- [Data]:
__________
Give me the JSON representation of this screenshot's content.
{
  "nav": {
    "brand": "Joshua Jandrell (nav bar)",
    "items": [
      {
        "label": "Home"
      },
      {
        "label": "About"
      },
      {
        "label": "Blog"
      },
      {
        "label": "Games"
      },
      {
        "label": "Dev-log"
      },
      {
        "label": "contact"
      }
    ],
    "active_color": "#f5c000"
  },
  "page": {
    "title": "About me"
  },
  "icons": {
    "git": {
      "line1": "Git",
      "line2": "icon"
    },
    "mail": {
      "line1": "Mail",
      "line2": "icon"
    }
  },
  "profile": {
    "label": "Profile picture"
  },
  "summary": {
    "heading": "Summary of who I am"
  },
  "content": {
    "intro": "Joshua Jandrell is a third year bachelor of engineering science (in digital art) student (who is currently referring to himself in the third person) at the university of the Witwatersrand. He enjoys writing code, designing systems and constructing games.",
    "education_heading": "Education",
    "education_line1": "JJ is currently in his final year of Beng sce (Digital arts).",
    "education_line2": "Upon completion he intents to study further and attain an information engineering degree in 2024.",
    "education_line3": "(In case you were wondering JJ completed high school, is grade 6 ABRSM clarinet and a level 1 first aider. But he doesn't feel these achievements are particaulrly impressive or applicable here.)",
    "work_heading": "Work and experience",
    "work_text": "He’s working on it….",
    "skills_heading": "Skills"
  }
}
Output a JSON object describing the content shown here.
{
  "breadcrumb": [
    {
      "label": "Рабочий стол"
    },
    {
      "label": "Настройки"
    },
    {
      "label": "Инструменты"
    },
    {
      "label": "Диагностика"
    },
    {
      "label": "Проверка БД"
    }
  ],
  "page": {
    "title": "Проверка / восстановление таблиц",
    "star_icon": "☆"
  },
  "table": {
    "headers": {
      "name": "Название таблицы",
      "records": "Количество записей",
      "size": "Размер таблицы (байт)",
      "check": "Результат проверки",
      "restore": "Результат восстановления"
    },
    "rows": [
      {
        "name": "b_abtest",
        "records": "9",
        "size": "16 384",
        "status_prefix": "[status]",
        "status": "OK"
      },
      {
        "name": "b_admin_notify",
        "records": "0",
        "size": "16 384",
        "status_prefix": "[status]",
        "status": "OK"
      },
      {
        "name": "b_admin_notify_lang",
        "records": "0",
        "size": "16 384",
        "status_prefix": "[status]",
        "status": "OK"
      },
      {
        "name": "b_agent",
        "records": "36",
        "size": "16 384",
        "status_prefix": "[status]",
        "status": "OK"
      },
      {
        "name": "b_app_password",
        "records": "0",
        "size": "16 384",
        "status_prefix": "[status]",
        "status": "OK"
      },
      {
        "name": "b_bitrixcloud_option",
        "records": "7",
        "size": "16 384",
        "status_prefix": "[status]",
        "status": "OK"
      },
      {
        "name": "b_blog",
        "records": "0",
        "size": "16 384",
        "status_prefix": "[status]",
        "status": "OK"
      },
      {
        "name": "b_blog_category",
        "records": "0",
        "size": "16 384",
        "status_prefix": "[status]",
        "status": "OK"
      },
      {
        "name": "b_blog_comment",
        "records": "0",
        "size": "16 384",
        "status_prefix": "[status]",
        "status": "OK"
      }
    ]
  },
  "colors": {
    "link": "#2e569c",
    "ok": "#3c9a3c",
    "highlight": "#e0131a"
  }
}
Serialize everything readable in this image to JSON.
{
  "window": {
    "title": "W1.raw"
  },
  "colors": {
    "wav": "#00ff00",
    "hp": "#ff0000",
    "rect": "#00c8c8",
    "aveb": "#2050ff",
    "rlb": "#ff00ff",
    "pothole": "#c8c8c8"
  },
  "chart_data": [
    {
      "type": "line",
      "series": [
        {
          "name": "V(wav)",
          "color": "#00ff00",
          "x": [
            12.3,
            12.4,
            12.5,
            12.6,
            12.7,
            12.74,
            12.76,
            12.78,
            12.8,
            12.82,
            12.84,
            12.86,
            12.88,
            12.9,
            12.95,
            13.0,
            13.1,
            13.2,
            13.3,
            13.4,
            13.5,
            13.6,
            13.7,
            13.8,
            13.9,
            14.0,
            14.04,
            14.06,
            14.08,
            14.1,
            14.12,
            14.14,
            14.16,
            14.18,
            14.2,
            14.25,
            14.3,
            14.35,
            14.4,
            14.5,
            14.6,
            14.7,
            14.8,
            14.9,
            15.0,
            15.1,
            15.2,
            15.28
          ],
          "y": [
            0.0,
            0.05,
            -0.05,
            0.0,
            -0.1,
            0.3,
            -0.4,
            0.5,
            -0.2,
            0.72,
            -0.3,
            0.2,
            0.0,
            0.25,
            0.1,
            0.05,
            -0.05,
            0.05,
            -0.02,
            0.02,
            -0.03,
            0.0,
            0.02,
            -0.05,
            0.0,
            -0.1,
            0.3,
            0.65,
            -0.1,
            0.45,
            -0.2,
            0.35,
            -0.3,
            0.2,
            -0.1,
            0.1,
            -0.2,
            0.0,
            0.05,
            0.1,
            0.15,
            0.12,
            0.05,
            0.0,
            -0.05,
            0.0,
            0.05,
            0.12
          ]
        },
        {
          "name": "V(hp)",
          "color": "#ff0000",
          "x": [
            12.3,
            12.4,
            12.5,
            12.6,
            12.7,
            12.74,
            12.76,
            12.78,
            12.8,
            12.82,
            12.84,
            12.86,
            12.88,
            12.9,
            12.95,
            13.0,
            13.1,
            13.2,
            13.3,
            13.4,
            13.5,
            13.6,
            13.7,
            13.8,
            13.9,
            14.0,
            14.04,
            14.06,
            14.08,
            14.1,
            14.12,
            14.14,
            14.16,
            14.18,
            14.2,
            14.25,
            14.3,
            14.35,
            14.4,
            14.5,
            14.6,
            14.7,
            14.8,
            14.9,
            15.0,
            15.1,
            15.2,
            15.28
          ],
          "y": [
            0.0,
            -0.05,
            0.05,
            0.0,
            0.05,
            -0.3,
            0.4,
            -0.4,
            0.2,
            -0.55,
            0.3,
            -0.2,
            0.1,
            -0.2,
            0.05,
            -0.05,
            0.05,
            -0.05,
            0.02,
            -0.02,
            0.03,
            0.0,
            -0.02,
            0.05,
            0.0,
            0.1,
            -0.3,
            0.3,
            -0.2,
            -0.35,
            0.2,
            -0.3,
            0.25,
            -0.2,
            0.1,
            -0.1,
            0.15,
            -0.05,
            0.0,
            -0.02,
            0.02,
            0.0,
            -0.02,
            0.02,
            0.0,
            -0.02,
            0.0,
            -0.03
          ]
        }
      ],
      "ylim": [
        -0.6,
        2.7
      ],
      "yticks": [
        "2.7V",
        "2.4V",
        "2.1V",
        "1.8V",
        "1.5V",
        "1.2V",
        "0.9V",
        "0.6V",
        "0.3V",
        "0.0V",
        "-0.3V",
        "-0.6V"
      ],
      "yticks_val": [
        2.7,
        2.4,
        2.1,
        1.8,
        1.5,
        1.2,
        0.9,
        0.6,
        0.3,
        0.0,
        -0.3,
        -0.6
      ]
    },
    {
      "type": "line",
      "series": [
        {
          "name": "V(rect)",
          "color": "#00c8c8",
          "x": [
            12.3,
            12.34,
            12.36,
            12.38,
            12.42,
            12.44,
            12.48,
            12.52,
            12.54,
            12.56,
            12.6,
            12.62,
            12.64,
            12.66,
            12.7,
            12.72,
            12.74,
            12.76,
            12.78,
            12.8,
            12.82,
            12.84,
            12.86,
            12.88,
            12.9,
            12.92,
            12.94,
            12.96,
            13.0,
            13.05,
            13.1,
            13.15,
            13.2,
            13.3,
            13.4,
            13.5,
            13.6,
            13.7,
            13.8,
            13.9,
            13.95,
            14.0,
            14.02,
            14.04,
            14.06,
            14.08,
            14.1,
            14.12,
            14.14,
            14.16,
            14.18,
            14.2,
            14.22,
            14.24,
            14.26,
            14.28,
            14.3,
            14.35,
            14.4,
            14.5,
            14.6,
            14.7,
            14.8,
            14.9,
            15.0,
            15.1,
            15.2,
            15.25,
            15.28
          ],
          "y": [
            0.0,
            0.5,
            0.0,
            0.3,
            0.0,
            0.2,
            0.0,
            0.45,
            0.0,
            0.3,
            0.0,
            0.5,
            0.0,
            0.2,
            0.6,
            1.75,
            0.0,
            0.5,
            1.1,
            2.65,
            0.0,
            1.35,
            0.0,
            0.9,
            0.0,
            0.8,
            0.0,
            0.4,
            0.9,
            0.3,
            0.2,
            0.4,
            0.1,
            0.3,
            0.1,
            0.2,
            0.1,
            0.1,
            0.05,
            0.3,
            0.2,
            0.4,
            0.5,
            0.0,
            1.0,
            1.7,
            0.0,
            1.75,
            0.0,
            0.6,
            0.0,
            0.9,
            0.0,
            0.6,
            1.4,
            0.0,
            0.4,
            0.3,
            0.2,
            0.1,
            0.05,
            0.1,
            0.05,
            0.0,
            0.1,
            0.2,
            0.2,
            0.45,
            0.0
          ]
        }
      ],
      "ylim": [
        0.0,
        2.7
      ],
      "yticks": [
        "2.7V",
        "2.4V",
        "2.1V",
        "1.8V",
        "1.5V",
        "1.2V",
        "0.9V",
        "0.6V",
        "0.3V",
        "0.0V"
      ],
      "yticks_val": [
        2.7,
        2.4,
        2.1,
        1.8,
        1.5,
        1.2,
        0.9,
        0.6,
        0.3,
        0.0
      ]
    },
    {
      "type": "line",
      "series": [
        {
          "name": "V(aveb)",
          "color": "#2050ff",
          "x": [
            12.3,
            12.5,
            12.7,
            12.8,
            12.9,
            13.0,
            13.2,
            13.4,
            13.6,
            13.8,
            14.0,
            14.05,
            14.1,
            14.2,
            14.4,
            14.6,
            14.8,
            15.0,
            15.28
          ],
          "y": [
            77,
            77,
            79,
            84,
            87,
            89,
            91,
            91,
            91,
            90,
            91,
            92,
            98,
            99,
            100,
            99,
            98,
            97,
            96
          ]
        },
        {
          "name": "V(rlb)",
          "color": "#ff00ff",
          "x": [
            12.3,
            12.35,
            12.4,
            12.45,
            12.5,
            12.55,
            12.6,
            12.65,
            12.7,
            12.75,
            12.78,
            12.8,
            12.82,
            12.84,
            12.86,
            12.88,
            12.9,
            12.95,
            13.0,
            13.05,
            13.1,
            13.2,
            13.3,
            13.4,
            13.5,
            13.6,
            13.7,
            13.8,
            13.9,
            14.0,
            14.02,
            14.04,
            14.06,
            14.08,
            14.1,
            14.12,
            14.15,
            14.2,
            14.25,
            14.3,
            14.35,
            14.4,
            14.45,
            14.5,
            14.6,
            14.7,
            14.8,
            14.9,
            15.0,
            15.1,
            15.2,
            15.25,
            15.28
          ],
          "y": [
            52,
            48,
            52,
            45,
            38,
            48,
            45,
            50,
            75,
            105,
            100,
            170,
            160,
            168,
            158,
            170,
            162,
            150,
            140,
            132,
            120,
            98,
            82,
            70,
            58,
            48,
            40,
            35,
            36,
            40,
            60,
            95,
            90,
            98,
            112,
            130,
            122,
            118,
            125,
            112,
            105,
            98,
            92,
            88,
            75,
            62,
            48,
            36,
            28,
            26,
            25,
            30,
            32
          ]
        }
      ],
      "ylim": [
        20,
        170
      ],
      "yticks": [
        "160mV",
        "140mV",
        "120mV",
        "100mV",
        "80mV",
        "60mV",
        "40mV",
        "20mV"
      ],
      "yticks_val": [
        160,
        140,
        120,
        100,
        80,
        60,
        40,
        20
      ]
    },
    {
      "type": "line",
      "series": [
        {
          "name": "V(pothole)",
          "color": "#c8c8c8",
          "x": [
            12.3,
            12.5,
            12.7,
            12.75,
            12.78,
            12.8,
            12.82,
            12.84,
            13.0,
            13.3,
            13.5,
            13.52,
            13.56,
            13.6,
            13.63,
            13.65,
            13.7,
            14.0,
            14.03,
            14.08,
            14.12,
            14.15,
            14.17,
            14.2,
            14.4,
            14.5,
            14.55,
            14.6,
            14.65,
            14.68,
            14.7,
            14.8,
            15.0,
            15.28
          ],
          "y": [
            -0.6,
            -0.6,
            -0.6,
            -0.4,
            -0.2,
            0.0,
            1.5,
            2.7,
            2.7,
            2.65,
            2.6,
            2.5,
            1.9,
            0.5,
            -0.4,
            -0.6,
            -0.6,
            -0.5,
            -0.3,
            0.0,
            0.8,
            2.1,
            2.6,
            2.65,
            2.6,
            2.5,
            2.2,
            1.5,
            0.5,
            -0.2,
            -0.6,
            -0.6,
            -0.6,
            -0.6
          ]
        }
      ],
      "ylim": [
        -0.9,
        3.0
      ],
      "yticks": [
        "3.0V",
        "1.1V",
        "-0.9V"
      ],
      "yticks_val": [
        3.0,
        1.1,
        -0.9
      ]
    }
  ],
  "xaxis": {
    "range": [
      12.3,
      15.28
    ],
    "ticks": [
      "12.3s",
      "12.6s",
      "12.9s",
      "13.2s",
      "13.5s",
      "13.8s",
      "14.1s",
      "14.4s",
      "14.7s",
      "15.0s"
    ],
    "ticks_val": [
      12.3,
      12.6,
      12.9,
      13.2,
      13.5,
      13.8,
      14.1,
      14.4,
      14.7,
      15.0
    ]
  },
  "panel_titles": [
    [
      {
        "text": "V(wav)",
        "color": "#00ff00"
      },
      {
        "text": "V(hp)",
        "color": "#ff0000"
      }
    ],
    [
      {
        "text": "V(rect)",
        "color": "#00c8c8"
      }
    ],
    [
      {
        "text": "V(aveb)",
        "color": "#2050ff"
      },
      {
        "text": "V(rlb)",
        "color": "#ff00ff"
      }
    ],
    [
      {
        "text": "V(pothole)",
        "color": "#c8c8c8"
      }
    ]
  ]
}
__________
- [Task statement]:
Check the data for the word "JSON" and pull out the lines that have it.

- [Exercise output]:
Give me the JSON representation of this screenshot's content.
Output a JSON object describing the content shown here.
Serialize everything readable in this image to JSON.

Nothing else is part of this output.